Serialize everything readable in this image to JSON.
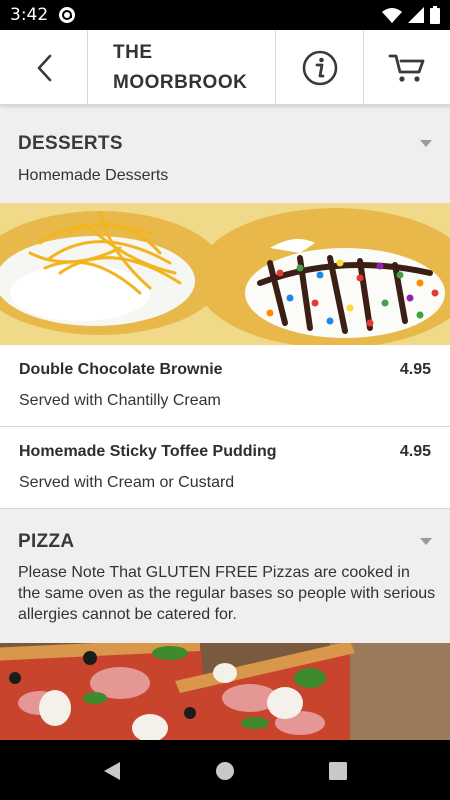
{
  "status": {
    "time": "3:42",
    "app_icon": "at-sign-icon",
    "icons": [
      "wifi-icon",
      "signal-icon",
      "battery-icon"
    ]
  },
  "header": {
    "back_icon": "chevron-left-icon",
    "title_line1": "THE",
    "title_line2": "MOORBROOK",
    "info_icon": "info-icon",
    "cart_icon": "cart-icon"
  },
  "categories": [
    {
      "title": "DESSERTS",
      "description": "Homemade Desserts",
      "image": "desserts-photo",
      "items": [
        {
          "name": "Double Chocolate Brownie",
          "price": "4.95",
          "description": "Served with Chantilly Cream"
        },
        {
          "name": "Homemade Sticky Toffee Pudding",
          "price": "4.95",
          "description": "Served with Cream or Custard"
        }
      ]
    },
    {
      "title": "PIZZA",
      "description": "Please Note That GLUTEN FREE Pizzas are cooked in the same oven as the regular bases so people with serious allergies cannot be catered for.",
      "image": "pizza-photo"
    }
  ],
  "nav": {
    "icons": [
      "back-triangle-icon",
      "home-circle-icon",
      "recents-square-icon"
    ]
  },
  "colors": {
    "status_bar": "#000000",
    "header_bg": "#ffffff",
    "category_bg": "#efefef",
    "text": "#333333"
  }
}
----
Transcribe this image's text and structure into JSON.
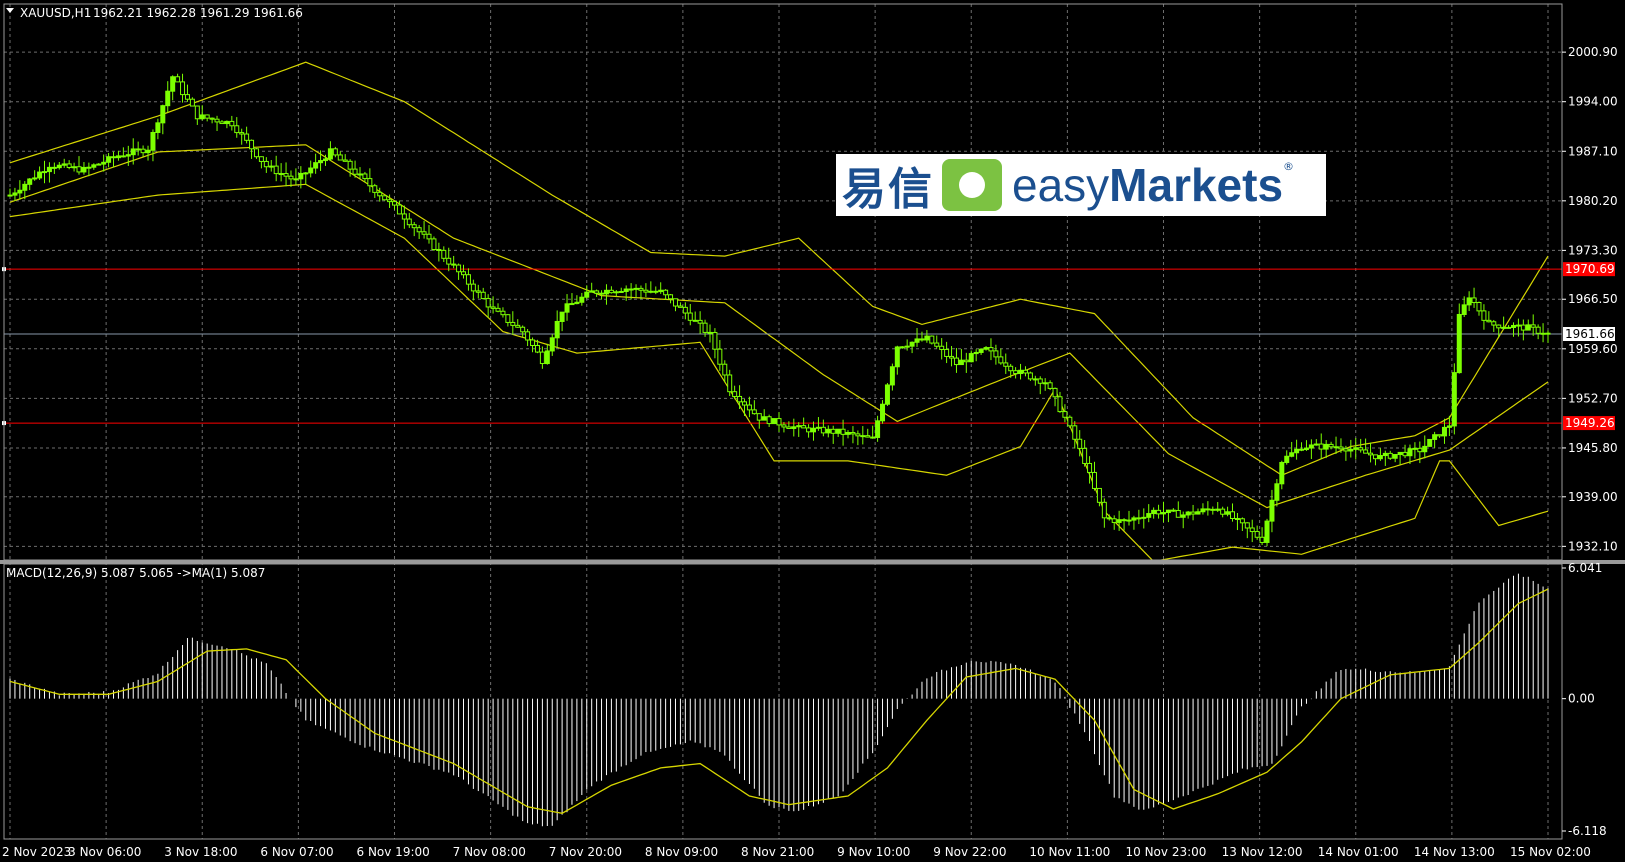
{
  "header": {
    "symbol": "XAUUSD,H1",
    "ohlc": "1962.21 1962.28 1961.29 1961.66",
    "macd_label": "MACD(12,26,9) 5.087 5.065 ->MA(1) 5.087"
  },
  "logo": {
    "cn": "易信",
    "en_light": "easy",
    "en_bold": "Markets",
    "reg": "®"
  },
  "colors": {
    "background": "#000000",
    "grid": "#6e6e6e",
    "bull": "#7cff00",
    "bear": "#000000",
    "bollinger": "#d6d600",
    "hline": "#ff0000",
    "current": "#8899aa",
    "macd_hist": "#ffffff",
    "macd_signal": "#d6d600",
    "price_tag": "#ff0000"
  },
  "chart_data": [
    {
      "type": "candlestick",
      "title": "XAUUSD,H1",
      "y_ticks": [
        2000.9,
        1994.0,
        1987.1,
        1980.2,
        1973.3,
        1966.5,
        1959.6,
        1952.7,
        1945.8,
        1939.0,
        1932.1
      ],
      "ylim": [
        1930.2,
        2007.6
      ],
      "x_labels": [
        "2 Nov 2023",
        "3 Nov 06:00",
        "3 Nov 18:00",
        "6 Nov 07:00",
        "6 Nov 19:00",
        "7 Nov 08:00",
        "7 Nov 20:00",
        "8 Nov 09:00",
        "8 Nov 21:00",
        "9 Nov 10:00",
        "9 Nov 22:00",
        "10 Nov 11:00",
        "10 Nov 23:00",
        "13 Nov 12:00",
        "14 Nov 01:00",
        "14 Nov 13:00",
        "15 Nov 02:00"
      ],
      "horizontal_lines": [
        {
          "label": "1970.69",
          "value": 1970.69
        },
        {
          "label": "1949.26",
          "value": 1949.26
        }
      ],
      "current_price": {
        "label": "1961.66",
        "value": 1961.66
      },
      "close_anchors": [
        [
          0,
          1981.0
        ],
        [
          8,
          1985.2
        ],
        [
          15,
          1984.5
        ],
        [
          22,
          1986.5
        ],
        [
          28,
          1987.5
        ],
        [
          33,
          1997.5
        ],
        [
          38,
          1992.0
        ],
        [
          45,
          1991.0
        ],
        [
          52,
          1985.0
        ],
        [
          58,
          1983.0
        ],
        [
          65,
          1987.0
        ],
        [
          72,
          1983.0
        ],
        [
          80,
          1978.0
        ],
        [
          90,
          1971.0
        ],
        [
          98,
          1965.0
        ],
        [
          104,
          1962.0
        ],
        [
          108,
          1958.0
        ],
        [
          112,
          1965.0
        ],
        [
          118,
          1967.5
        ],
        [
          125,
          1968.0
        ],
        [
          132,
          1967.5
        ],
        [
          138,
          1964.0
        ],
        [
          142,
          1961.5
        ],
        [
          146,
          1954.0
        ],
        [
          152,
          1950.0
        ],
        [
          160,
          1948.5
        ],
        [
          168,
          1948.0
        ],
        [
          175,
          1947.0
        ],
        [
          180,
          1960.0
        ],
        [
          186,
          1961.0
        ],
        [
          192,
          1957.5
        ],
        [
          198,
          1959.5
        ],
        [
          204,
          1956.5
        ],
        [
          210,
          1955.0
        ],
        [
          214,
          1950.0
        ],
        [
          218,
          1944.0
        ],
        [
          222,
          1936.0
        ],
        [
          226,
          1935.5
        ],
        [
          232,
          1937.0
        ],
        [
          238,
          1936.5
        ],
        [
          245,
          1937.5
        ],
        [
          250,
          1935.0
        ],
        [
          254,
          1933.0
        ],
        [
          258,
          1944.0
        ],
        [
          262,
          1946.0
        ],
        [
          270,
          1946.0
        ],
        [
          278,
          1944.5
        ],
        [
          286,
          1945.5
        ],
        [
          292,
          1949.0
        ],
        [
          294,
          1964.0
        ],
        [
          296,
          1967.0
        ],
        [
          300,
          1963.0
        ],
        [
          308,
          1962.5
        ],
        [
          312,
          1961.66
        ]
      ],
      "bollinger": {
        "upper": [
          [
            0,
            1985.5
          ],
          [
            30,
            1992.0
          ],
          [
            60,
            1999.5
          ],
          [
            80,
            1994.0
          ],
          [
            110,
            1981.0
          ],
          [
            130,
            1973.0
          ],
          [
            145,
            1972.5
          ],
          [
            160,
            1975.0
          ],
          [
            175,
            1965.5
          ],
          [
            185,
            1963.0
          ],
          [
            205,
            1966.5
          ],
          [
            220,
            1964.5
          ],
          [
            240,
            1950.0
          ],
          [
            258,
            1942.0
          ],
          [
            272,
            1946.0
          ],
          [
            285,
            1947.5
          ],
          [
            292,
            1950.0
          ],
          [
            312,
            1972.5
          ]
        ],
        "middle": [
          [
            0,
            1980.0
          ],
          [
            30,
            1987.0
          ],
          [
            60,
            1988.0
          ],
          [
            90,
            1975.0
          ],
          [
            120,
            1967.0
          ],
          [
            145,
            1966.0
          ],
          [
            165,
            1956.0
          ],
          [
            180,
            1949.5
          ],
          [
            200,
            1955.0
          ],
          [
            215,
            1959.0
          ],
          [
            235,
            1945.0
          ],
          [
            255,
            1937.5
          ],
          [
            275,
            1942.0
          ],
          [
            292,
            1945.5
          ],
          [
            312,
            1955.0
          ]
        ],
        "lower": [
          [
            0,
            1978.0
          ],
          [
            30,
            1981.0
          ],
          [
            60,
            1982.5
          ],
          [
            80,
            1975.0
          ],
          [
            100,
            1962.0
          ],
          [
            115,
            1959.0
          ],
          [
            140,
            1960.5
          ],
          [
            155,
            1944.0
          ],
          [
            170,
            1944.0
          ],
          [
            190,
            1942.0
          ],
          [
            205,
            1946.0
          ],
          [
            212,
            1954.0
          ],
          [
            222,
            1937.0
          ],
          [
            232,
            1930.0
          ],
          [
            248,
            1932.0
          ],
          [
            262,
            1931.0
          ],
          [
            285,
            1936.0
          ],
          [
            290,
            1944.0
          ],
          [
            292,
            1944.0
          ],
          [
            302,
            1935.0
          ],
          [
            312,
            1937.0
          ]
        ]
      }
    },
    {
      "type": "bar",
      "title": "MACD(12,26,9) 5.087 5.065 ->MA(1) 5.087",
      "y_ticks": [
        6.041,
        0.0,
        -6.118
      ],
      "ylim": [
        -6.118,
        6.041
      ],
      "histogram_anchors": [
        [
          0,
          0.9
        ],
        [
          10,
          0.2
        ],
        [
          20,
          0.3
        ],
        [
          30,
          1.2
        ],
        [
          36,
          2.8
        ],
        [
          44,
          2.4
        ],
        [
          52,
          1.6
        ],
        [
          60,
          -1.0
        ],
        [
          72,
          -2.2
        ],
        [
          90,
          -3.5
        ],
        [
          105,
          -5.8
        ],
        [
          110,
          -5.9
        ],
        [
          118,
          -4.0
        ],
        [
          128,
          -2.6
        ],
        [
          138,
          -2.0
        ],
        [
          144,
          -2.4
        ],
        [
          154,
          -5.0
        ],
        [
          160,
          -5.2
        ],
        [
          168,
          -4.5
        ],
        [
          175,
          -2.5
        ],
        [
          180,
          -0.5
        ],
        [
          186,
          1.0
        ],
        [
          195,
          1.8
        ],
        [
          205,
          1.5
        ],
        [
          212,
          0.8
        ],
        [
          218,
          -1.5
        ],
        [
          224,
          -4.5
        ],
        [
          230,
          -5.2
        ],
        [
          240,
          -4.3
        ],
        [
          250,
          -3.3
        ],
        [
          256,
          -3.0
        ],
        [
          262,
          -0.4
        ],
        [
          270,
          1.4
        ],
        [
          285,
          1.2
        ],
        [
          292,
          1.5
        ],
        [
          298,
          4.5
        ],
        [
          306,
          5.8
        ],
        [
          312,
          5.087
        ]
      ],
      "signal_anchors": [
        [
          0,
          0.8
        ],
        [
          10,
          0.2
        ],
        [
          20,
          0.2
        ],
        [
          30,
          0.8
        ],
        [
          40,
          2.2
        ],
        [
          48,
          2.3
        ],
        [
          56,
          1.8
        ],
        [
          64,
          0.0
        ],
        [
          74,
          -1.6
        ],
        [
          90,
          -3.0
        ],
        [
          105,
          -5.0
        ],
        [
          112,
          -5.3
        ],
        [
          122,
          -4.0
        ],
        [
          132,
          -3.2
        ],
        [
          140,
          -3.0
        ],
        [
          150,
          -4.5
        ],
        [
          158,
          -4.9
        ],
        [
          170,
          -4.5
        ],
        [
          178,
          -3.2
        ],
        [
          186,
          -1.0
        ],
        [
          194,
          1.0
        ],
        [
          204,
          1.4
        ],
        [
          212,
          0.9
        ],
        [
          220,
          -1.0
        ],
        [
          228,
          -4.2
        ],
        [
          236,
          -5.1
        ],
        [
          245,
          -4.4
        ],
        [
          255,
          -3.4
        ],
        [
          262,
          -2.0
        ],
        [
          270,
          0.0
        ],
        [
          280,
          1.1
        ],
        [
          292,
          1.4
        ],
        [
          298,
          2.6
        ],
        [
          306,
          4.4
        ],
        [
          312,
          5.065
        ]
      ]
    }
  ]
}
----
What the task asks: Determine how many lines of the material include the string "Cream". Output only that count.

Written reply: 2